[Data entries]
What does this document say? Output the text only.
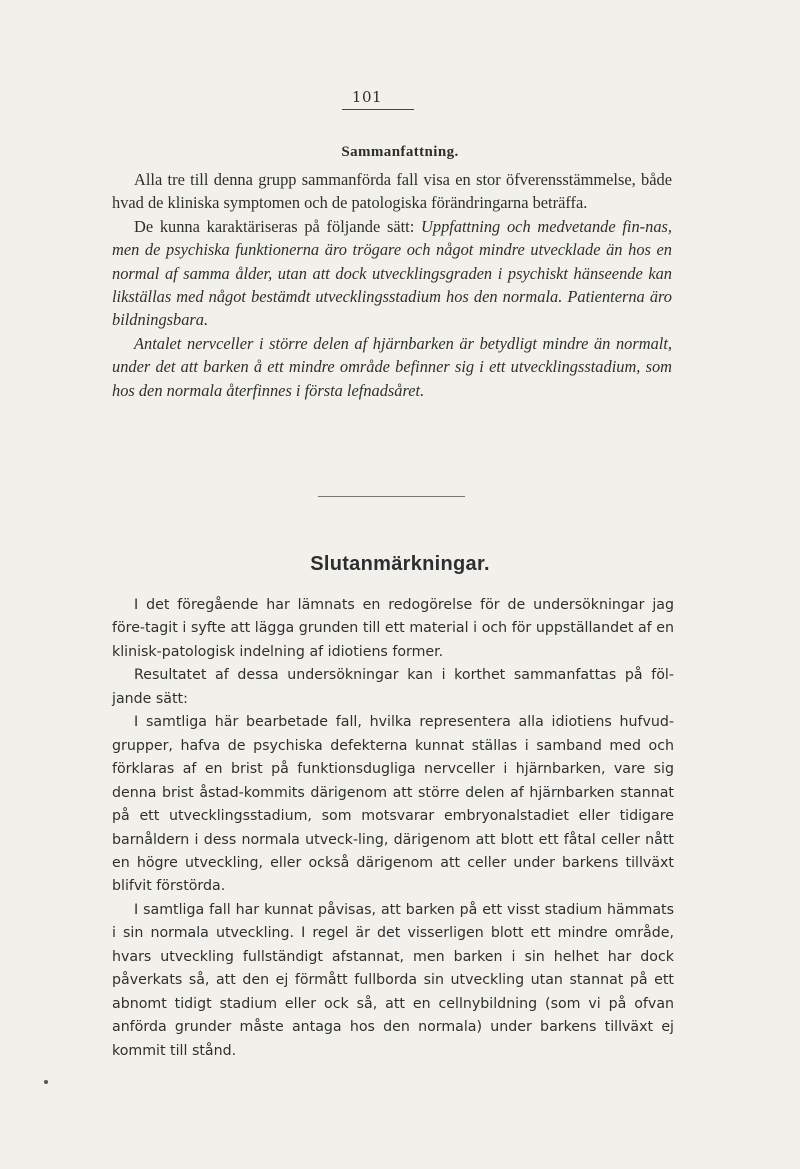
101
Sammanfattning.

Alla tre till denna grupp sammanförda fall visa en stor öfverensstämmelse, både hvad de kliniska symptomen och de patologiska förändringarna beträffa.

De kunna karaktäriseras på följande sätt: Uppfattning och medvetande fin-nas, men de psychiska funktionerna äro trögare och något mindre utvecklade än hos en normal af samma ålder, utan att dock utvecklingsgraden i psychiskt hänseende kan likställas med något bestämdt utvecklingsstadium hos den normala. Patienterna äro bildningsbara.

Antalet nervceller i större delen af hjärnbarken är betydligt mindre än normalt, under det att barken å ett mindre område befinner sig i ett utvecklingsstadium, som hos den normala återfinnes i första lefnadsåret.

Slutanmärkningar.

I det föregående har lämnats en redogörelse för de undersökningar jag före-tagit i syfte att lägga grunden till ett material i och för uppställandet af en klinisk-patologisk indelning af idiotiens former.

Resultatet af dessa undersökningar kan i korthet sammanfattas på föl-jande sätt:

I samtliga här bearbetade fall, hvilka representera alla idiotiens hufvud-grupper, hafva de psychiska defekterna kunnat ställas i samband med och förklaras af en brist på funktionsdugliga nervceller i hjärnbarken, vare sig denna brist åstad-kommits därigenom att större delen af hjärnbarken stannat på ett utvecklingsstadium, som motsvarar embryonalstadiet eller tidigare barnåldern i dess normala utveck-ling, därigenom att blott ett fåtal celler nått en högre utveckling, eller också därigenom att celler under barkens tillväxt blifvit förstörda.

I samtliga fall har kunnat påvisas, att barken på ett visst stadium hämmats i sin normala utveckling. I regel är det visserligen blott ett mindre område, hvars utveckling fullständigt afstannat, men barken i sin helhet har dock påverkats så, att den ej förmått fullborda sin utveckling utan stannat på ett abnomt tidigt stadium eller ock så, att en cellnybildning (som vi på ofvan anförda grunder måste antaga hos den normala) under barkens tillväxt ej kommit till stånd.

What to produce
If an entry holds a picture, skip the picture and print the rest of the data exactly.

Expected answer
What does this document say? Output the text only.
101
Sammanfattning.

Alla tre till denna grupp sammanförda fall visa en stor öfverensstämmelse, både hvad de kliniska symptomen och de patologiska förändringarna beträffa.

De kunna karaktäriseras på följande sätt: Uppfattning och medvetande fin-nas, men de psychiska funktionerna äro trögare och något mindre utvecklade än hos en normal af samma ålder, utan att dock utvecklingsgraden i psychiskt hänseende kan likställas med något bestämdt utvecklingsstadium hos den normala. Patienterna äro bildningsbara.

Antalet nervceller i större delen af hjärnbarken är betydligt mindre än normalt, under det att barken å ett mindre område befinner sig i ett utvecklingsstadium, som hos den normala återfinnes i första lefnadsåret.

Slutanmärkningar.

I det föregående har lämnats en redogörelse för de undersökningar jag före-tagit i syfte att lägga grunden till ett material i och för uppställandet af en klinisk-patologisk indelning af idiotiens former.

Resultatet af dessa undersökningar kan i korthet sammanfattas på föl-jande sätt:

I samtliga här bearbetade fall, hvilka representera alla idiotiens hufvud-grupper, hafva de psychiska defekterna kunnat ställas i samband med och förklaras af en brist på funktionsdugliga nervceller i hjärnbarken, vare sig denna brist åstad-kommits därigenom att större delen af hjärnbarken stannat på ett utvecklingsstadium, som motsvarar embryonalstadiet eller tidigare barnåldern i dess normala utveck-ling, därigenom att blott ett fåtal celler nått en högre utveckling, eller också därigenom att celler under barkens tillväxt blifvit förstörda.

I samtliga fall har kunnat påvisas, att barken på ett visst stadium hämmats i sin normala utveckling. I regel är det visserligen blott ett mindre område, hvars utveckling fullständigt afstannat, men barken i sin helhet har dock påverkats så, att den ej förmått fullborda sin utveckling utan stannat på ett abnomt tidigt stadium eller ock så, att en cellnybildning (som vi på ofvan anförda grunder måste antaga hos den normala) under barkens tillväxt ej kommit till stånd.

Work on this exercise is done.